Task => Rewrite everything from the first line of the data down to the line containing "Text: 76085PC: 76085PC: [256, 158, 287, 164]", both included, as a JSON list of strings with one string per line and no blank lines. Leave out every line after that one.

(Layout annotation records)
◇ ◇ ◇ ◇ ◇ ◇ ◇
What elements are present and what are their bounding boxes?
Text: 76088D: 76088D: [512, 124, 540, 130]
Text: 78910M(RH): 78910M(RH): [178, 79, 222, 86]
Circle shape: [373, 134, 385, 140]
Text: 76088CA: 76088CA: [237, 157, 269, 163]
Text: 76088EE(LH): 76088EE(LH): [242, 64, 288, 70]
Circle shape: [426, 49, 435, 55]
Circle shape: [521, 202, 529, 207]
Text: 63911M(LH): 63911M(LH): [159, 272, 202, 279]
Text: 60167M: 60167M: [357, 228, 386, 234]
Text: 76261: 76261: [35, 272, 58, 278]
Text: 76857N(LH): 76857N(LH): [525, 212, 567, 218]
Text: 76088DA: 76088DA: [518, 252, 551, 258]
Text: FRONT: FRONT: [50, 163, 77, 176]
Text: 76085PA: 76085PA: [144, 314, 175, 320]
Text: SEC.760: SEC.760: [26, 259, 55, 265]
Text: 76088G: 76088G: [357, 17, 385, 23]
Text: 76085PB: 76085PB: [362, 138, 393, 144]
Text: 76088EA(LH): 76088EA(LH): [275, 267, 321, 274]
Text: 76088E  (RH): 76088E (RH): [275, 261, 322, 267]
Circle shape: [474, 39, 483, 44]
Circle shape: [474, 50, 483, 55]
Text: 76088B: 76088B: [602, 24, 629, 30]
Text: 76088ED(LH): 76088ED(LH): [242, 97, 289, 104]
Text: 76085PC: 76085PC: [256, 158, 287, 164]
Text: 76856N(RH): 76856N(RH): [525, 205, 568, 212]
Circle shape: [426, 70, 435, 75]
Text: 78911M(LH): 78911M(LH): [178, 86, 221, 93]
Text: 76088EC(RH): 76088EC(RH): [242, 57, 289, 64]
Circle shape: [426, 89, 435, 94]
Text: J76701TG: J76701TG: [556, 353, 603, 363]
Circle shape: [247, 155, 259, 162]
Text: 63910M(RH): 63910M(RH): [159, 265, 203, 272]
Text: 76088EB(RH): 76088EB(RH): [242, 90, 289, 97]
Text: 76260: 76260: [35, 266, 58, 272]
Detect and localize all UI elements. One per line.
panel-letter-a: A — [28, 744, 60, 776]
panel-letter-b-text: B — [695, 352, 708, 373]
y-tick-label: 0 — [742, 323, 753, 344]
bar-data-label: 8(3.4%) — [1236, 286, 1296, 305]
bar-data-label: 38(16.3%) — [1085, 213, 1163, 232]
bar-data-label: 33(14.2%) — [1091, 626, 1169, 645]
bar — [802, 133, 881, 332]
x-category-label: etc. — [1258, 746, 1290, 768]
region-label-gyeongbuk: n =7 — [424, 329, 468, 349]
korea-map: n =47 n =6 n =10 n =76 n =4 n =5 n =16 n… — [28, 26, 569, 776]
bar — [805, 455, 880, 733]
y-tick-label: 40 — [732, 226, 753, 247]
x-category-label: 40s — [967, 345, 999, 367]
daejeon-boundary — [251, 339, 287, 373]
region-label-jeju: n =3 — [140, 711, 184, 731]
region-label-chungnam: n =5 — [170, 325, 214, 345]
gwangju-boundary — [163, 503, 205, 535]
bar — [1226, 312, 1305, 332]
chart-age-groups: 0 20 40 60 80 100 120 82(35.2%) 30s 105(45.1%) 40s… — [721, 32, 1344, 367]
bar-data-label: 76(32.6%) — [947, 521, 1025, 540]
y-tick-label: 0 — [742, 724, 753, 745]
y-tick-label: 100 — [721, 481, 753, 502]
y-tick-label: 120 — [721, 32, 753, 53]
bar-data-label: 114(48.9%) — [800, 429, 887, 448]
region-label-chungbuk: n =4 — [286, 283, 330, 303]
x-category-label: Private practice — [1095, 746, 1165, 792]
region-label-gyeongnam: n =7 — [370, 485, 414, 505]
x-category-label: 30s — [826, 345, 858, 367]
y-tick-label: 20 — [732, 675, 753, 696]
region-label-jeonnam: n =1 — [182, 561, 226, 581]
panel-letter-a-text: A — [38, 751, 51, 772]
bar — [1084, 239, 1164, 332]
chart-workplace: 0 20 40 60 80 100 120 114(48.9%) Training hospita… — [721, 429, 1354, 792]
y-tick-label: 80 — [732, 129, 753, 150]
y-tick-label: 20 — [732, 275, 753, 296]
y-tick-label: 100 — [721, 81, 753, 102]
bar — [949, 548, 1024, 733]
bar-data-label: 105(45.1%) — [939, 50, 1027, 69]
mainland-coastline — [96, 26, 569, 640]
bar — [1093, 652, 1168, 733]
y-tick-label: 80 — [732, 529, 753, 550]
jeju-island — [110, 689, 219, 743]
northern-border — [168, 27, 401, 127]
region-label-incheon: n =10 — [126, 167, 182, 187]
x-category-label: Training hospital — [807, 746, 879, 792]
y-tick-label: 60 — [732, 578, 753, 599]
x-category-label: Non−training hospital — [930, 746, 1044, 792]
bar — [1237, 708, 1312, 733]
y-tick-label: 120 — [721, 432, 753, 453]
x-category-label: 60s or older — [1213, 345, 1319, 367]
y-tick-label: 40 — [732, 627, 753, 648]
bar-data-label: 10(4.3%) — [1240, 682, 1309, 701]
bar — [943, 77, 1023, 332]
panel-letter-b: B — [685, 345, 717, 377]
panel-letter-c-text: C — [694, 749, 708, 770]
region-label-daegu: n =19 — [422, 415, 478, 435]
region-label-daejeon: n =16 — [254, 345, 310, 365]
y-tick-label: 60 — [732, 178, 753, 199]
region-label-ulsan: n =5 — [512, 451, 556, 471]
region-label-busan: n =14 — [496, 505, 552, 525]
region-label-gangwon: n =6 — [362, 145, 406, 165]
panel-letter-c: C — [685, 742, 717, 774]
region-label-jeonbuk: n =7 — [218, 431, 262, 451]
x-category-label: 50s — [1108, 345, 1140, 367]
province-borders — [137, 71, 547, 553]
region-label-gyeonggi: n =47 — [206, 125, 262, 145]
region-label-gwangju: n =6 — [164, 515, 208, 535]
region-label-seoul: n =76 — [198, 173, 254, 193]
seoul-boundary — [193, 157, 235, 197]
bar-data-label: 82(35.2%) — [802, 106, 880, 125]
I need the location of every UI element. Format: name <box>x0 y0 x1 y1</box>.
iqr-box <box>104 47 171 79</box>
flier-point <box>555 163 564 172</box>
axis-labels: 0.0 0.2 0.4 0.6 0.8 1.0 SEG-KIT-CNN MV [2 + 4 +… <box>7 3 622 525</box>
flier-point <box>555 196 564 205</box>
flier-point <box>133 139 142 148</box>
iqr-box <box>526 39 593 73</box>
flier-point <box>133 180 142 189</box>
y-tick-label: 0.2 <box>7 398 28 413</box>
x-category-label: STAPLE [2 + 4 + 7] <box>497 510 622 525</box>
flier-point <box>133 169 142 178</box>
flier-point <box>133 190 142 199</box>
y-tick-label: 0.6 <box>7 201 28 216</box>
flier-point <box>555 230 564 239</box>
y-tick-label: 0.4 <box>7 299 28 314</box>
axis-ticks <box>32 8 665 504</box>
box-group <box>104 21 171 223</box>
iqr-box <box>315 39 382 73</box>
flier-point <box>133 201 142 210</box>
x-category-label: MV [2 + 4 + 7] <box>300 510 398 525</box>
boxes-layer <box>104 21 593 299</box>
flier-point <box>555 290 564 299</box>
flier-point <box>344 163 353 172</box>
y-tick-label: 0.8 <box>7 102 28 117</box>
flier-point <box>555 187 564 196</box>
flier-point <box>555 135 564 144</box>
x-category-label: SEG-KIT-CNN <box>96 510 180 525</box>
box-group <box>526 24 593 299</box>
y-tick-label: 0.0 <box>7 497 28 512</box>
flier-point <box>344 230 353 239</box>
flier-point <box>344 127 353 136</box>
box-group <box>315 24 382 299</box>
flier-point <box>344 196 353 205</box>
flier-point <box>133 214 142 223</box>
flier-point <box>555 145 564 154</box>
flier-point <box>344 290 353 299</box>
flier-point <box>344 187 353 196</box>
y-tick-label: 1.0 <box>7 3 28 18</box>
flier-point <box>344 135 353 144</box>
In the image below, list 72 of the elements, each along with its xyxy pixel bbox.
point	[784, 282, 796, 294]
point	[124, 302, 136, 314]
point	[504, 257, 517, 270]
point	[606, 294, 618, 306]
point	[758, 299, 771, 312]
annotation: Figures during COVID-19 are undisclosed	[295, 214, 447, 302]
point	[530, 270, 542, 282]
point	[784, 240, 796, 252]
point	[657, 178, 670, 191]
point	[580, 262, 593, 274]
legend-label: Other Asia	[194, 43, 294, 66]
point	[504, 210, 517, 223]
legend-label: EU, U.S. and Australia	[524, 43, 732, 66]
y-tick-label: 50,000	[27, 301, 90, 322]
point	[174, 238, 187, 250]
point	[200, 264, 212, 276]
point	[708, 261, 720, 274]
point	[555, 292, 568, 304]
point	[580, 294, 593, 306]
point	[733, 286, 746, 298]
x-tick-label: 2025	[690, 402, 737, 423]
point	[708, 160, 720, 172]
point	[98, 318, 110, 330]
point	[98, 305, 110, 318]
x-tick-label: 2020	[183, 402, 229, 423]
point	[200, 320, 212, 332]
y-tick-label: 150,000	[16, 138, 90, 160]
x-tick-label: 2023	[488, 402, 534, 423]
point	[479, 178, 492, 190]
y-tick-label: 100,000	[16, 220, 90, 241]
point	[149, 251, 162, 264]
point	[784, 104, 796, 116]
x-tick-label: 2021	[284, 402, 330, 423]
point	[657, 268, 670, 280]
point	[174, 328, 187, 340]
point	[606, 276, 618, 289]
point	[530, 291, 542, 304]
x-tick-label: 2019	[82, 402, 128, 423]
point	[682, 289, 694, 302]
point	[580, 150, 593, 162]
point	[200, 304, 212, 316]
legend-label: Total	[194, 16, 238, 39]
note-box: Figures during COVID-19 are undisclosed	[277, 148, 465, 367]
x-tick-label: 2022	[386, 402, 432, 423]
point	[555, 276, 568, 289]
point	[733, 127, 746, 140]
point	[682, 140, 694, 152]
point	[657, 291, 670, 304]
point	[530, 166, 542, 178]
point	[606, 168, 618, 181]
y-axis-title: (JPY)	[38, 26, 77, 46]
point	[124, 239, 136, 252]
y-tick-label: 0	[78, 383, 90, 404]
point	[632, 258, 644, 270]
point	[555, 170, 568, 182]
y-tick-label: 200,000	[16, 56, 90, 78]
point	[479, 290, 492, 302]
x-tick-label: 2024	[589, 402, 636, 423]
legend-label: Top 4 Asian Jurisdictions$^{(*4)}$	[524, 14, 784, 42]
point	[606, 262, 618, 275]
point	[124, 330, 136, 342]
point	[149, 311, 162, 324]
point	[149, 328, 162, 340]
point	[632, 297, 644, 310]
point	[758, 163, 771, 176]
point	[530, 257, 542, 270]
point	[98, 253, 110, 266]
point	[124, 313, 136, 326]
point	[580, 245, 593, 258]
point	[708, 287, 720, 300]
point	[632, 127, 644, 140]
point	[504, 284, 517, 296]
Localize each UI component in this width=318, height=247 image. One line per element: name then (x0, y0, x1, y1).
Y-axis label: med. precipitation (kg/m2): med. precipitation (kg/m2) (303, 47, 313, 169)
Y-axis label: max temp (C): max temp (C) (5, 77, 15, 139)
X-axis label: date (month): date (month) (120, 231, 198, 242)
◇ ◇ ◇ ◇ ◇ ◇ ◇
Solution to the problem =>
[
  "What elements are present and what are their bounding boxes?",
  "Text: 76088D: 76088D: [512, 124, 540, 130]",
  "Text: 78910M(RH): 78910M(RH): [178, 79, 222, 86]",
  "Circle shape: [373, 134, 385, 140]",
  "Text: 76088CA: 76088CA: [237, 157, 269, 163]",
  "Text: 76088EE(LH): 76088EE(LH): [242, 64, 288, 70]",
  "Circle shape: [426, 49, 435, 55]",
  "Circle shape: [521, 202, 529, 207]",
  "Text: 63911M(LH): 63911M(LH): [159, 272, 202, 279]",
  "Text: 60167M: 60167M: [357, 228, 386, 234]",
  "Text: 76261: 76261: [35, 272, 58, 278]",
  "Text: 76857N(LH): 76857N(LH): [525, 212, 567, 218]",
  "Text: 76088DA: 76088DA: [518, 252, 551, 258]",
  "Text: FRONT: FRONT: [50, 163, 77, 176]",
  "Text: 76085PA: 76085PA: [144, 314, 175, 320]",
  "Text: SEC.760: SEC.760: [26, 259, 55, 265]",
  "Text: 76088G: 76088G: [357, 17, 385, 23]",
  "Text: 76085PB: 76085PB: [362, 138, 393, 144]",
  "Text: 76088EA(LH): 76088EA(LH): [275, 267, 321, 274]",
  "Text: 76088E  (RH): 76088E (RH): [275, 261, 322, 267]",
  "Circle shape: [474, 39, 483, 44]",
  "Circle shape: [474, 50, 483, 55]",
  "Text: 76088B: 76088B: [602, 24, 629, 30]",
  "Text: 76088ED(LH): 76088ED(LH): [242, 97, 289, 104]",
  "Text: 76085PC: 76085PC: [256, 158, 287, 164]"
]